- TO DO -
Find the string "days" in the entries and copy each line that has it.
Start
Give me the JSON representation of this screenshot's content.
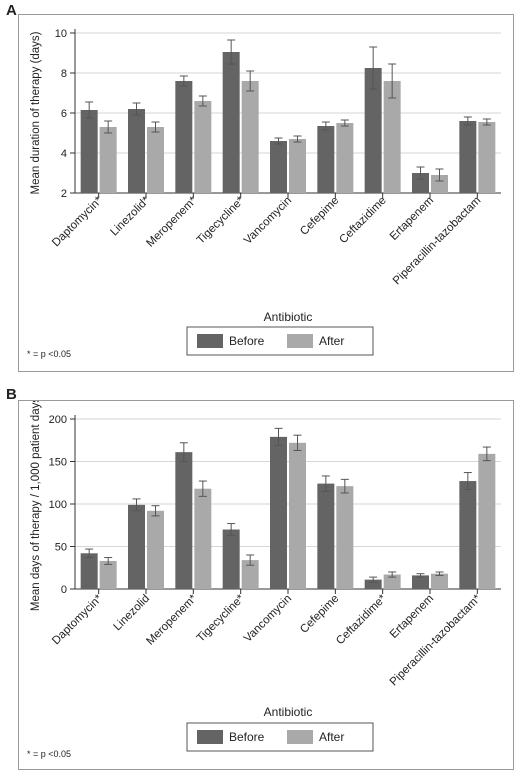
{
  "panels": [
    {
      "letter": "A",
      "footnote": "* = p <0.05"
    },
    {
      "letter": "B",
      "footnote": "* = p <0.05"
    }
  ],
  "colors": {
    "before": "#646464",
    "after": "#a9a9a9",
    "grid": "#d6d6d6"
  },
  "chart_data": [
    {
      "type": "bar",
      "panel": "A",
      "ylabel": "Mean duration of therapy (days)",
      "xlabel": "Antibiotic",
      "ylim": [
        2,
        10
      ],
      "yticks": [
        2,
        4,
        6,
        8,
        10
      ],
      "grid": true,
      "legend_position": "bottom",
      "categories": [
        "Daptomycin*",
        "Linezolid*",
        "Meropenem*",
        "Tigecycline*",
        "Vancomycin",
        "Cefepime",
        "Ceftazidime",
        "Ertapenem",
        "Piperacillin-tazobactam"
      ],
      "series": [
        {
          "name": "Before",
          "values": [
            6.15,
            6.2,
            7.6,
            9.05,
            4.6,
            5.35,
            8.25,
            3.0,
            5.6
          ],
          "error": [
            0.4,
            0.3,
            0.25,
            0.6,
            0.15,
            0.2,
            1.05,
            0.3,
            0.2
          ]
        },
        {
          "name": "After",
          "values": [
            5.3,
            5.3,
            6.6,
            7.6,
            4.7,
            5.5,
            7.6,
            2.9,
            5.55
          ],
          "error": [
            0.3,
            0.25,
            0.25,
            0.5,
            0.15,
            0.15,
            0.85,
            0.3,
            0.15
          ]
        }
      ]
    },
    {
      "type": "bar",
      "panel": "B",
      "ylabel": "Mean days of therapy / 1,000 patient days",
      "xlabel": "Antibiotic",
      "ylim": [
        0,
        200
      ],
      "yticks": [
        0,
        50,
        100,
        150,
        200
      ],
      "grid": true,
      "legend_position": "bottom",
      "categories": [
        "Daptomycin*",
        "Linezolid",
        "Meropenem*",
        "Tigecycline*",
        "Vancomycin",
        "Cefepime",
        "Ceftazidime*",
        "Ertapenem",
        "Piperacillin-tazobactam*"
      ],
      "series": [
        {
          "name": "Before",
          "values": [
            42,
            99,
            161,
            70,
            179,
            124,
            11,
            16,
            127
          ],
          "error": [
            5,
            7,
            11,
            7,
            10,
            9,
            3,
            2,
            10
          ]
        },
        {
          "name": "After",
          "values": [
            33,
            92,
            118,
            34,
            172,
            121,
            17,
            18,
            159
          ],
          "error": [
            4,
            6,
            9,
            6,
            9,
            8,
            3,
            2,
            8
          ]
        }
      ]
    }
  ]
}
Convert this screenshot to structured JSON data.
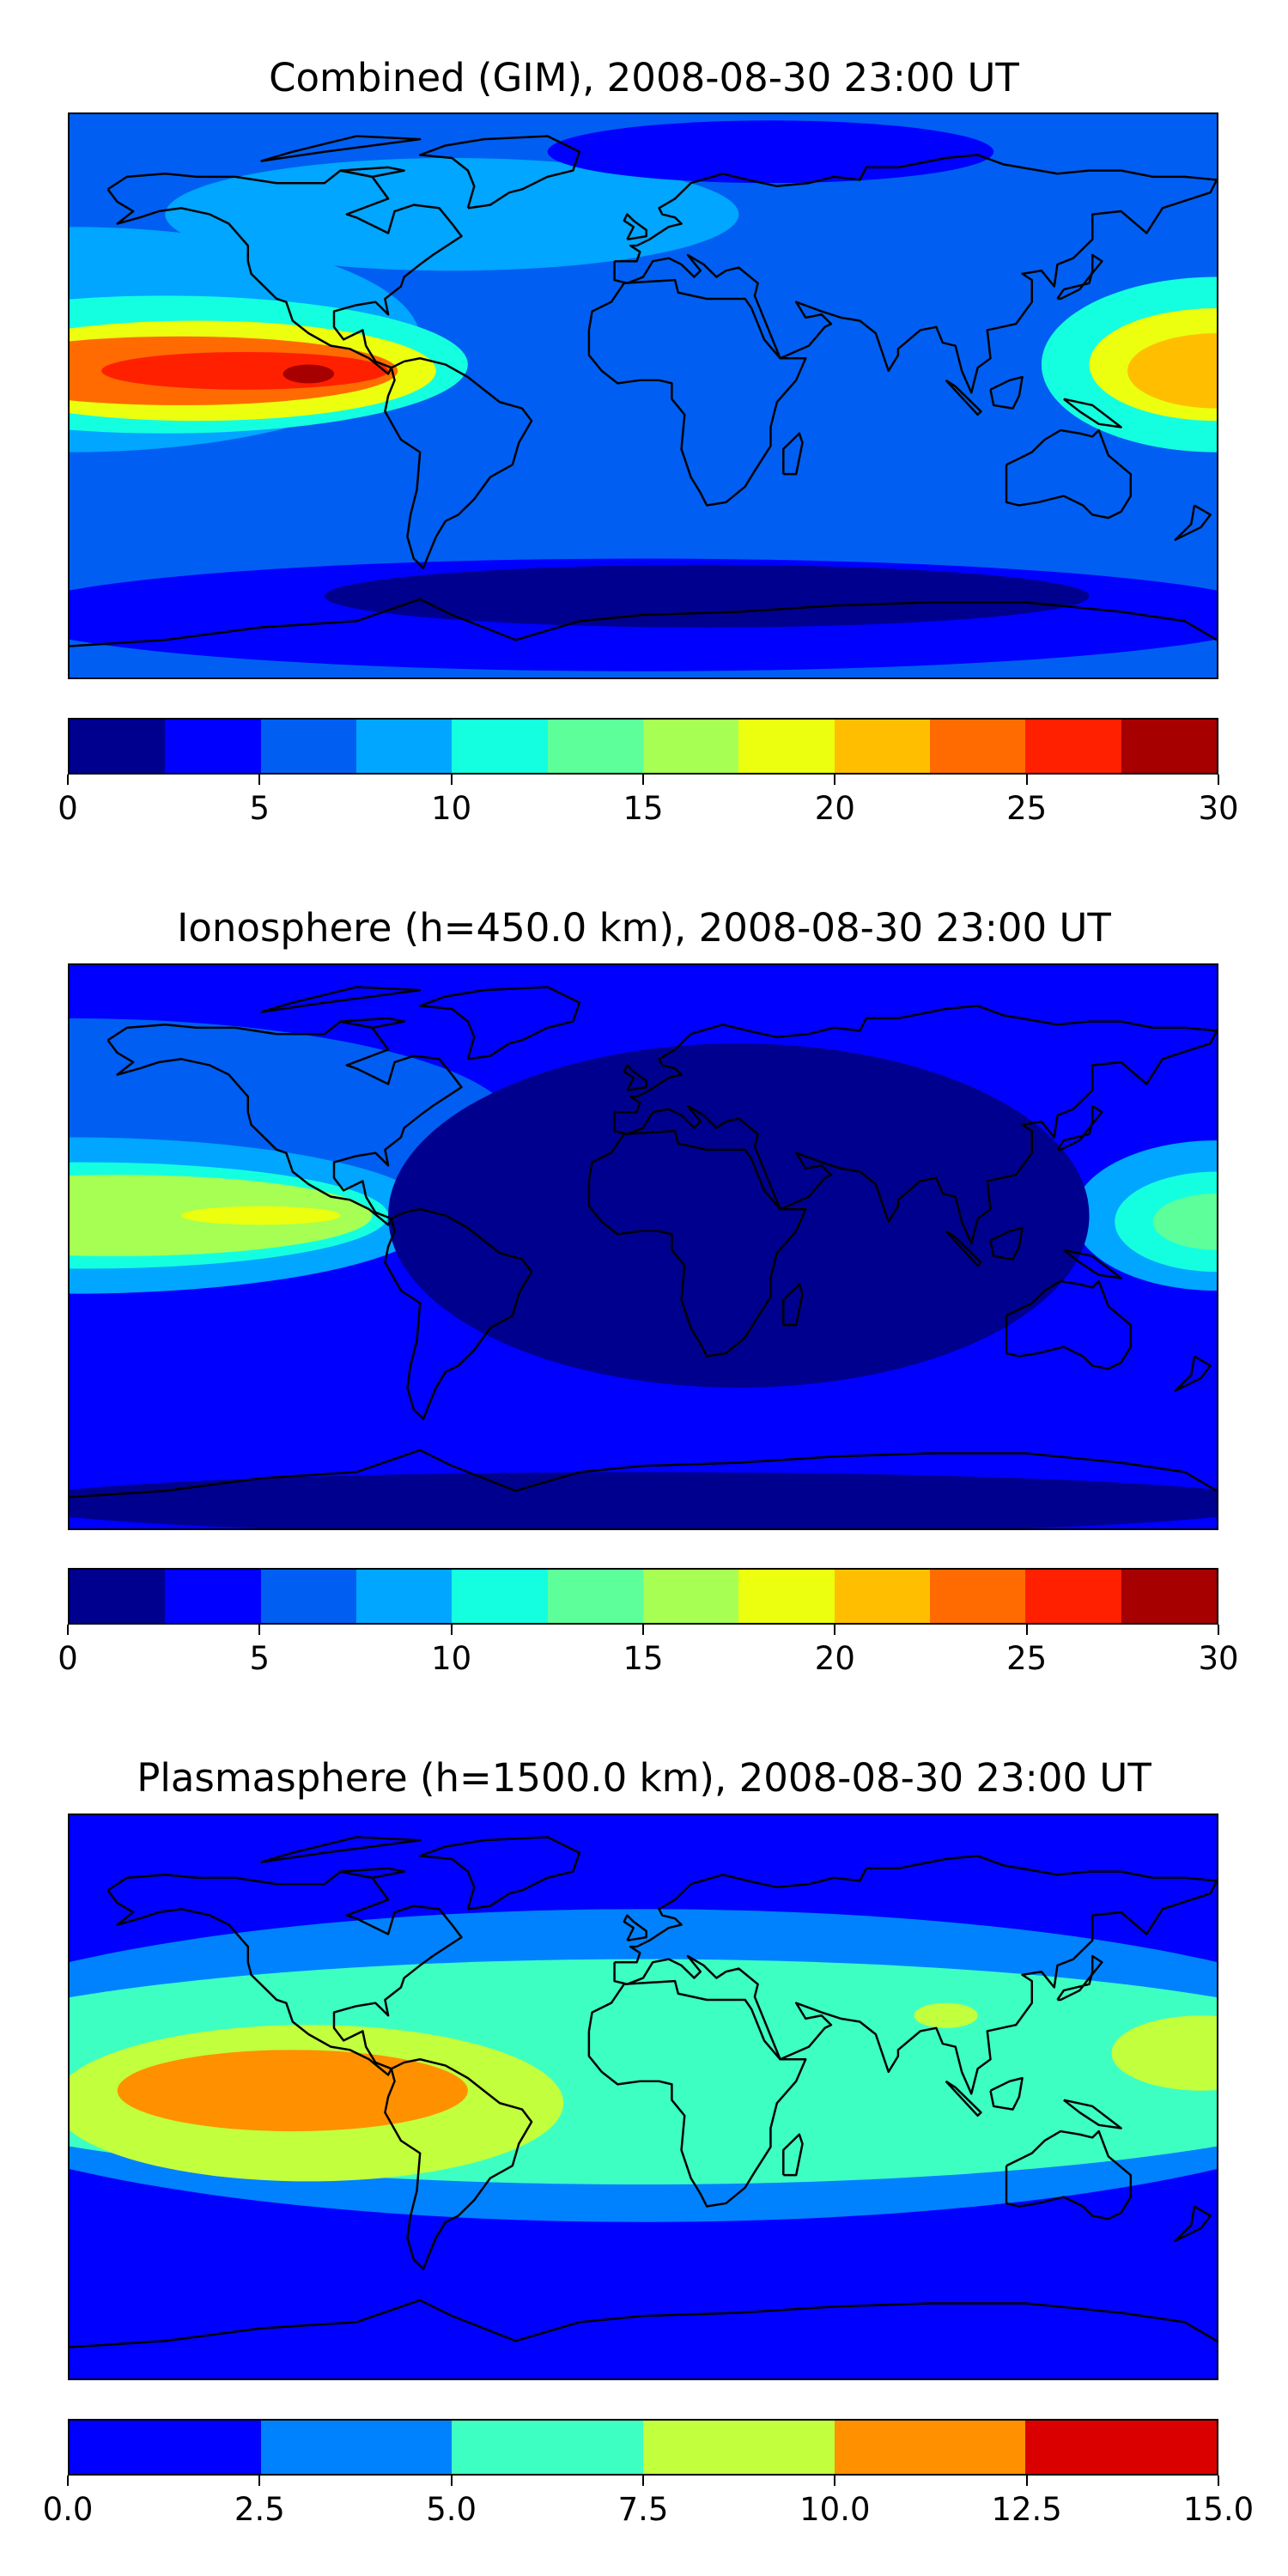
{
  "panels": [
    {
      "title": "Combined (GIM), 2008-08-30 23:00 UT",
      "colorbar": {
        "colors": [
          "#00008f",
          "#0000ff",
          "#005ff2",
          "#00a6ff",
          "#14ffe0",
          "#5cff99",
          "#a6ff52",
          "#ebff0f",
          "#ffbf00",
          "#ff6b00",
          "#ff2000",
          "#a60000"
        ],
        "ticks": [
          "0",
          "5",
          "10",
          "15",
          "20",
          "25",
          "30"
        ],
        "vmin": 0,
        "vmax": 30
      },
      "features": {
        "background": "#005ff2",
        "blobs": [
          {
            "lon": -180,
            "lat": 18,
            "rx": 110,
            "ry": 36,
            "color": "#00a6ff"
          },
          {
            "lon": -150,
            "lat": 10,
            "rx": 95,
            "ry": 22,
            "color": "#14ffe0"
          },
          {
            "lon": -140,
            "lat": 8,
            "rx": 75,
            "ry": 16,
            "color": "#ebff0f"
          },
          {
            "lon": -145,
            "lat": 8,
            "rx": 68,
            "ry": 11,
            "color": "#ff6b00"
          },
          {
            "lon": -125,
            "lat": 8,
            "rx": 45,
            "ry": 6,
            "color": "#ff2000"
          },
          {
            "lon": -105,
            "lat": 7,
            "rx": 8,
            "ry": 3,
            "color": "#a60000"
          },
          {
            "lon": 180,
            "lat": 10,
            "rx": 55,
            "ry": 28,
            "color": "#14ffe0"
          },
          {
            "lon": 180,
            "lat": 10,
            "rx": 40,
            "ry": 18,
            "color": "#ebff0f"
          },
          {
            "lon": 180,
            "lat": 8,
            "rx": 28,
            "ry": 12,
            "color": "#ffbf00"
          },
          {
            "lon": -60,
            "lat": 58,
            "rx": 90,
            "ry": 18,
            "color": "#00a6ff"
          },
          {
            "lon": 40,
            "lat": 78,
            "rx": 70,
            "ry": 10,
            "color": "#0000ff"
          },
          {
            "lon": 0,
            "lat": -70,
            "rx": 200,
            "ry": 18,
            "color": "#0000ff"
          },
          {
            "lon": 20,
            "lat": -64,
            "rx": 120,
            "ry": 10,
            "color": "#00008f"
          }
        ]
      }
    },
    {
      "title": "Ionosphere  (h=450.0 km), 2008-08-30 23:00 UT",
      "colorbar": {
        "colors": [
          "#00008f",
          "#0000ff",
          "#005ff2",
          "#00a6ff",
          "#14ffe0",
          "#5cff99",
          "#a6ff52",
          "#ebff0f",
          "#ffbf00",
          "#ff6b00",
          "#ff2000",
          "#a60000"
        ],
        "ticks": [
          "0",
          "5",
          "10",
          "15",
          "20",
          "25",
          "30"
        ],
        "vmin": 0,
        "vmax": 30
      },
      "features": {
        "background": "#0000ff",
        "blobs": [
          {
            "lon": -180,
            "lat": 38,
            "rx": 140,
            "ry": 35,
            "color": "#005ff2"
          },
          {
            "lon": -180,
            "lat": 10,
            "rx": 115,
            "ry": 25,
            "color": "#00a6ff"
          },
          {
            "lon": -175,
            "lat": 10,
            "rx": 95,
            "ry": 17,
            "color": "#14ffe0"
          },
          {
            "lon": -165,
            "lat": 10,
            "rx": 80,
            "ry": 13,
            "color": "#a6ff52"
          },
          {
            "lon": -120,
            "lat": 10,
            "rx": 25,
            "ry": 3,
            "color": "#ebff0f"
          },
          {
            "lon": 180,
            "lat": 10,
            "rx": 45,
            "ry": 24,
            "color": "#00a6ff"
          },
          {
            "lon": 180,
            "lat": 8,
            "rx": 32,
            "ry": 16,
            "color": "#14ffe0"
          },
          {
            "lon": 180,
            "lat": 8,
            "rx": 20,
            "ry": 9,
            "color": "#5cff99"
          },
          {
            "lon": 30,
            "lat": 10,
            "rx": 110,
            "ry": 55,
            "color": "#00008f"
          },
          {
            "lon": 0,
            "lat": -82,
            "rx": 200,
            "ry": 10,
            "color": "#00008f"
          }
        ]
      }
    },
    {
      "title": "Plasmasphere (h=1500.0 km), 2008-08-30 23:00 UT",
      "colorbar": {
        "colors": [
          "#0000ff",
          "#0082ff",
          "#3dffc2",
          "#c2ff3d",
          "#ff9100",
          "#db0000"
        ],
        "ticks": [
          "0.0",
          "2.5",
          "5.0",
          "7.5",
          "10.0",
          "12.5",
          "15.0"
        ],
        "vmin": 0,
        "vmax": 15
      },
      "features": {
        "background": "#0000ff",
        "blobs": [
          {
            "lon": 0,
            "lat": 10,
            "rx": 240,
            "ry": 50,
            "color": "#0082ff"
          },
          {
            "lon": 0,
            "lat": 8,
            "rx": 240,
            "ry": 36,
            "color": "#3dffc2"
          },
          {
            "lon": -105,
            "lat": -2,
            "rx": 80,
            "ry": 25,
            "color": "#c2ff3d"
          },
          {
            "lon": 175,
            "lat": 14,
            "rx": 28,
            "ry": 12,
            "color": "#c2ff3d"
          },
          {
            "lon": 95,
            "lat": 26,
            "rx": 10,
            "ry": 4,
            "color": "#c2ff3d"
          },
          {
            "lon": -110,
            "lat": 2,
            "rx": 55,
            "ry": 13,
            "color": "#ff9100"
          }
        ]
      }
    }
  ]
}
End
- ANSWER BELOW -
      "ylabel": "Mean duration of therapy (days)",
      "ylabel": "Mean days of therapy / 1,000 patient days",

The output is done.